Collected data entries:
---
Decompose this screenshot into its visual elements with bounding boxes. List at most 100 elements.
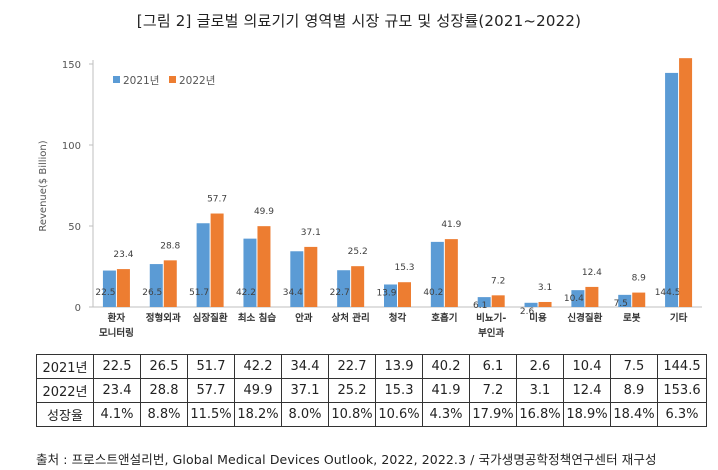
data-label: 12.4	[582, 268, 602, 278]
y-axis-label: Revenue($ Billion)	[38, 140, 49, 231]
table-cell: 17.9%	[469, 402, 517, 427]
table-cell: 37.1	[281, 378, 329, 403]
bar-2021	[384, 284, 397, 307]
category-label: 기타	[670, 312, 688, 324]
category-label: 로봇	[623, 313, 641, 324]
bar-2022	[398, 282, 411, 307]
bar-2021	[149, 264, 163, 307]
table-row: 성장율 4.1% 8.8% 11.5% 18.2% 8.0% 10.8% 10.6% 4.3% 1…	[36, 402, 707, 427]
category-label: 심장질환	[193, 312, 228, 324]
table-cell: 16.8%	[516, 402, 564, 427]
category-label: 비뇨기-	[476, 312, 506, 324]
bar-2022	[444, 239, 458, 307]
data-label: 7.5	[614, 299, 628, 309]
bar-2022	[491, 295, 505, 307]
bar-chart: 0 50 100 150 Revenue($ Billion) 2021년 2022년 22.…	[38, 58, 702, 339]
data-label: 49.9	[254, 207, 274, 217]
table-cell: 40.2	[422, 354, 470, 379]
bar-2022	[538, 301, 552, 307]
table-cell: 22.7	[328, 354, 376, 379]
bar-2021	[430, 241, 444, 307]
category-label: 정형외과	[146, 312, 181, 324]
table-cell: 8.0%	[281, 402, 329, 427]
bar-2022	[632, 292, 646, 307]
row-header: 2021년	[36, 354, 94, 379]
y-tick-label: 150	[62, 60, 81, 71]
bar-2022	[163, 260, 177, 307]
bar-2021	[524, 302, 538, 307]
bar-2021	[102, 270, 116, 307]
table-cell: 10.8%	[328, 402, 376, 427]
bar-2021	[290, 251, 304, 307]
data-label: 22.5	[95, 288, 115, 298]
bar-2021	[477, 297, 491, 307]
category-label: 신경질환	[567, 312, 602, 324]
bar-2022	[679, 58, 693, 307]
bar-2022	[351, 266, 365, 307]
data-label: 6.1	[473, 301, 487, 311]
category-label: 최소 침습	[238, 312, 277, 324]
table-cell: 42.2	[234, 354, 282, 379]
bar-2022	[210, 213, 224, 307]
data-label: 37.1	[301, 228, 321, 238]
data-label: 26.5	[142, 288, 162, 298]
table-cell: 28.8	[140, 378, 188, 403]
table-cell: 7.2	[469, 378, 517, 403]
category-label: 안과	[295, 312, 313, 324]
table-row: 2021년 22.5 26.5 51.7 42.2 34.4 22.7 13.9 40.2 6.1…	[36, 354, 707, 379]
table-cell: 8.8%	[140, 402, 188, 427]
bar-2021	[243, 238, 257, 307]
bar-2021	[618, 294, 632, 307]
data-label: 57.7	[207, 195, 227, 205]
table-cell: 4.1%	[93, 402, 141, 427]
table-cell: 6.1	[469, 354, 517, 379]
table-cell: 11.5%	[187, 402, 235, 427]
table-cell: 49.9	[234, 378, 282, 403]
table-cell: 4.3%	[422, 402, 470, 427]
table-cell: 34.4	[281, 354, 329, 379]
y-tick-label: 50	[68, 222, 81, 233]
data-label: 7.2	[491, 276, 505, 286]
bar-2021	[196, 223, 210, 307]
bar-2021	[665, 72, 679, 307]
category-label: 상처 관리	[332, 312, 370, 324]
table-cell: 15.3	[375, 378, 423, 403]
row-header: 2022년	[36, 378, 94, 403]
legend-swatch	[113, 76, 120, 83]
table-cell: 144.5	[657, 354, 707, 379]
table-cell: 18.2%	[234, 402, 282, 427]
data-label: 15.3	[394, 263, 414, 273]
category-label: 환자	[108, 312, 126, 324]
table-cell: 23.4	[93, 378, 141, 403]
data-label: 10.4	[564, 294, 584, 304]
data-label: 22.7	[330, 288, 350, 298]
source-note: 출처 : 프로스트앤설리번, Global Medical Devices Ou…	[36, 452, 657, 467]
table-cell: 3.1	[516, 378, 564, 403]
y-tick-label: 0	[75, 303, 81, 314]
table-cell: 8.9	[610, 378, 658, 403]
table-cell: 57.7	[187, 378, 235, 403]
category-label: 미용	[529, 312, 547, 324]
table-cell: 18.4%	[610, 402, 658, 427]
category-label: 청각	[389, 312, 407, 324]
data-label: 42.2	[236, 288, 256, 298]
table-cell: 51.7	[187, 354, 235, 379]
legend-swatch	[169, 76, 176, 83]
legend-label: 2021년	[123, 75, 159, 87]
data-label: 2.6	[520, 307, 535, 317]
table-cell: 153.6	[657, 378, 707, 403]
data-label: 144.5	[655, 288, 681, 298]
bar-2021	[337, 270, 351, 307]
data-label: 40.2	[423, 288, 443, 298]
table-cell: 10.4	[563, 354, 611, 379]
table-cell: 2.6	[516, 354, 564, 379]
table-cell: 12.4	[563, 378, 611, 403]
data-label: 41.9	[441, 220, 461, 230]
data-table: 2021년 22.5 26.5 51.7 42.2 34.4 22.7 13.9 40.2 6.1…	[36, 354, 707, 427]
table-cell: 25.2	[328, 378, 376, 403]
bar-2021	[571, 290, 585, 307]
y-tick-label: 100	[62, 141, 81, 152]
table-row: 2022년 23.4 28.8 57.7 49.9 37.1 25.2 15.3 41.9 7.2…	[36, 378, 707, 403]
table-cell: 6.3%	[657, 402, 707, 427]
figure-title: [그림 2] 글로벌 의료기기 영역별 시장 규모 및 성장률(2021~202…	[136, 12, 582, 30]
---
Please return the items unchanged, from the line with "268, 602, 278]" up to and including the line with "241, 444, 307]".

data-label: 12.4	[582, 268, 602, 278]
y-axis-label: Revenue($ Billion)	[38, 140, 49, 231]
table-cell: 17.9%	[469, 402, 517, 427]
table-cell: 37.1	[281, 378, 329, 403]
bar-2021	[384, 284, 397, 307]
category-label: 기타	[670, 312, 688, 324]
category-label: 로봇	[623, 313, 641, 324]
bar-2022	[398, 282, 411, 307]
bar-2021	[149, 264, 163, 307]
table-row: 성장율 4.1% 8.8% 11.5% 18.2% 8.0% 10.8% 10.6% 4.3% 1…	[36, 402, 707, 427]
category-label: 심장질환	[193, 312, 228, 324]
table-cell: 16.8%	[516, 402, 564, 427]
category-label: 비뇨기-	[476, 312, 506, 324]
bar-2022	[444, 239, 458, 307]
data-label: 7.5	[614, 299, 628, 309]
bar-2022	[491, 295, 505, 307]
bar-chart: 0 50 100 150 Revenue($ Billion) 2021년 2022년 22.…	[38, 58, 702, 339]
data-label: 49.9	[254, 207, 274, 217]
table-cell: 40.2	[422, 354, 470, 379]
bar-2022	[538, 301, 552, 307]
table-cell: 22.7	[328, 354, 376, 379]
bar-2021	[430, 241, 444, 307]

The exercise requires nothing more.